EJERCICIO 1:
Cita el fragmento sobre los residuos comenzando en "La conversación se" y terminando en "más bien poca.".
EJERCICIO 2:
Según el fragmento sobre los residuos, ¿por qué mueren animales marinos como las aves, los peces o las tortugas, y cómo llegan esos desperdicios hasta nuestros platos?
---- FRAGMENTO DEL DOCUMENTO
La conversación se fue animando y alguien, entonces, habló de la existencia de una gran isla de basura que se ha formado en el Océano Pacífico, atrapada en el giro oceánico del Pacífico Norte (aunque parece que no es la única en el planeta). Nos pudo la curiosidad y buscamos las imágenes en internet. Las fotos reforzaron nuestra idea de que toda energía que pudiéramos emplear en concienciar a nuestro entorno sobre la importancia de separar para reciclar sería más bien poca. 
La conversación que tan animadamente habíamos iniciado en la cocina se trasladó a la mesa. Hubo quienes, sin restar importancia a los argumentos del otro, hablaban sobre las responsabilidades directas de los ayuntamientos en el fomento del reciclaje de residuos; otros insistían en la educación desde el seno familiar y la escuela, sobre las medidas (hipócritas) de supermercados para reducir el consumo de bolsas de plástico cobrándolas al cliente; y los más escépticos, esgrimían argumentos en contra de lo que ellos consideraban un negocio. Pese a todo, el problema está ahí: una lata de refresco de las que tanto gustan a los chavales tarda 10 años en degradarse; cualquiera de los chicles que se mastican, casi cinco. La colilla del cigarro de la mañana, dos; los tetrabriks de zumos o leche se degradan después de 30 años; las bolsas de plástico y tus zapatillas deportivas no lo harán antes de los 150 años; las botellas o envases de plástico pueden durar intactos hasta 1.000 años; las botellas de cristal, 4.000...
El postre dio pie a ahondar sobre las consecuencias de estas acciones nada respetuosas con el medio ambiente. Los animales marinos (como las aves, peces o tortugas) confunden nuestros desperdicios no orgánicos con alimentos y los ingieren. Mueren con el estómago lleno de plásticos, tapones y vidrios; los que no mueren enferman y se convierten en alimento de otros animales que forman parte de la cadena alimentaria que termina en nuestros platos. Las botellas de plástico no tratadas, por ejemplo, acaban en vertederos en donde el agua de lluvia que se filtra al subsuelo absorbe los compuestos solubles y altamente tóxicos de los polímeros que forman estos plásticos contaminando acuíferos y los ecosistemas que son nutridos por estos. Una pequeña pila de botón puede contaminar 600.000 litros de agua.
--------
---- REGISTROS EXTRAÍDOS
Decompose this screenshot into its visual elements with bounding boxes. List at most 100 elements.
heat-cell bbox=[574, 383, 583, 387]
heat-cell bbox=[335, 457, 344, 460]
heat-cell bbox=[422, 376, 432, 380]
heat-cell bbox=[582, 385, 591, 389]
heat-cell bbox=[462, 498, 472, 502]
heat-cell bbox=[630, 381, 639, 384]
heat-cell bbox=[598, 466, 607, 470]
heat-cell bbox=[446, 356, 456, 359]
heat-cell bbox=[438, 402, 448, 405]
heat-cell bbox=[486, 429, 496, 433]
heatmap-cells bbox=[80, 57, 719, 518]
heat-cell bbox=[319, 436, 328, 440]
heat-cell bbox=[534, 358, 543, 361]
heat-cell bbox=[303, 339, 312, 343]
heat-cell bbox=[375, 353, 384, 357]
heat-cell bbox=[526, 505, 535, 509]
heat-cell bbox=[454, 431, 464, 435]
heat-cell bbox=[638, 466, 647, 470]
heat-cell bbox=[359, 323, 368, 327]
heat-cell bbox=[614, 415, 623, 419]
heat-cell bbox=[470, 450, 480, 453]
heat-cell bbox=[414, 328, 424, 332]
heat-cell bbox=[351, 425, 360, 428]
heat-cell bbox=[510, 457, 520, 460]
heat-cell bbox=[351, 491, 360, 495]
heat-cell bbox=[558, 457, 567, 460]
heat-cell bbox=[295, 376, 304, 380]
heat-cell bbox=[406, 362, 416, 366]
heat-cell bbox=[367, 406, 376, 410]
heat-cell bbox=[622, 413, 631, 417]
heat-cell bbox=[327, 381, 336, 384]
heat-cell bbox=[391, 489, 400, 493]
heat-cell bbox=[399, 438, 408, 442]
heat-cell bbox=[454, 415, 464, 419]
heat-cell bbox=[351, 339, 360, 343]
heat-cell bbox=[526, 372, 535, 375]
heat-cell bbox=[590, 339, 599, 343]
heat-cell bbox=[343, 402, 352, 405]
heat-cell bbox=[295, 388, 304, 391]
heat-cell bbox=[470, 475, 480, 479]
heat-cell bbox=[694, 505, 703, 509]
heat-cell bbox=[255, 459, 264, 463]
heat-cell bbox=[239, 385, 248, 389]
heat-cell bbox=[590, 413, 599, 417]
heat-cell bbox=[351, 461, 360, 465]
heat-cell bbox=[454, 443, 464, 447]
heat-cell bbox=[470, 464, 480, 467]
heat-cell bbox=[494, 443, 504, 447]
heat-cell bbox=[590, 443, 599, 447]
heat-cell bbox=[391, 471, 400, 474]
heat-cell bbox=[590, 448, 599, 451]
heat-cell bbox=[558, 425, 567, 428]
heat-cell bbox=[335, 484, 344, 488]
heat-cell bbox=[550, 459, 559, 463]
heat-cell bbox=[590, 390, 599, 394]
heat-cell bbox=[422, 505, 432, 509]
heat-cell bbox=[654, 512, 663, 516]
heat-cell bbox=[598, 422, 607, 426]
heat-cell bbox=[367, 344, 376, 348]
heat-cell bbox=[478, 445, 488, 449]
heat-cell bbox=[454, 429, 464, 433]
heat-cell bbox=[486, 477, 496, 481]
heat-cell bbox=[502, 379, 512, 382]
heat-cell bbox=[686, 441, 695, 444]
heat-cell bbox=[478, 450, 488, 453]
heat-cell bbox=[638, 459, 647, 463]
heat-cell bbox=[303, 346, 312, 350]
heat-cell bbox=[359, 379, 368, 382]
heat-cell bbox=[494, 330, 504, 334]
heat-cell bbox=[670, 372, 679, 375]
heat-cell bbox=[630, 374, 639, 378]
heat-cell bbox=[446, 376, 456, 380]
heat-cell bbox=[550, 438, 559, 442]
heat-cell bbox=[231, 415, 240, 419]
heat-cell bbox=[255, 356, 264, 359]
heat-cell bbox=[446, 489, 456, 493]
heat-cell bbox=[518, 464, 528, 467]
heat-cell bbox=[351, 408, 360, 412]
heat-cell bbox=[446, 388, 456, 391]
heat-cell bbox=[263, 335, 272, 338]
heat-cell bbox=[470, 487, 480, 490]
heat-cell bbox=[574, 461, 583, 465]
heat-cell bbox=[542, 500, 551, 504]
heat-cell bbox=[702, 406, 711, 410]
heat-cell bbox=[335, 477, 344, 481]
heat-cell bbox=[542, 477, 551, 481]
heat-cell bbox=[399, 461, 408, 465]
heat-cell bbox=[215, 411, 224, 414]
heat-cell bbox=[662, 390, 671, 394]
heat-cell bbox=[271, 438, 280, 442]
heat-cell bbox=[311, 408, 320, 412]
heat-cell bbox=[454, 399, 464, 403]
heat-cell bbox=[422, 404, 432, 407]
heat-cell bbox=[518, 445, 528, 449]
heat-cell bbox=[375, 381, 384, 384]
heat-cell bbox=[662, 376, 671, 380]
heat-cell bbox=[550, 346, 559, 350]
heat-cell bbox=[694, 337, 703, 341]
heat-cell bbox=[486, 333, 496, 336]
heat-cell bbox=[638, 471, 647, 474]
--------
TU RESPUESTA 1:
La conversación se fue animando y alguien, entonces, habló de la existencia de una gran isla de basura que se ha formado en el Océano Pacífico, atrapada en el giro oceánico del Pacífico Norte (aunque parece que no es la única en el planeta). Nos pudo la curiosidad y buscamos las imágenes en internet. Las fotos reforzaron nuestra idea de que toda energía que pudiéramos emplear en concienciar a nuestro entorno sobre la importancia de separar para reciclar sería más bien poca.

TU RESPUESTA 2:
Los animales marinos confunden los desperdicios no orgánicos con alimentos y los ingieren, así que mueren con el estómago lleno de plásticos, tapones y vidrios. Los que no mueren enferman y sirven de alimento a otros animales de la cadena alimentaria que termina en nuestros platos.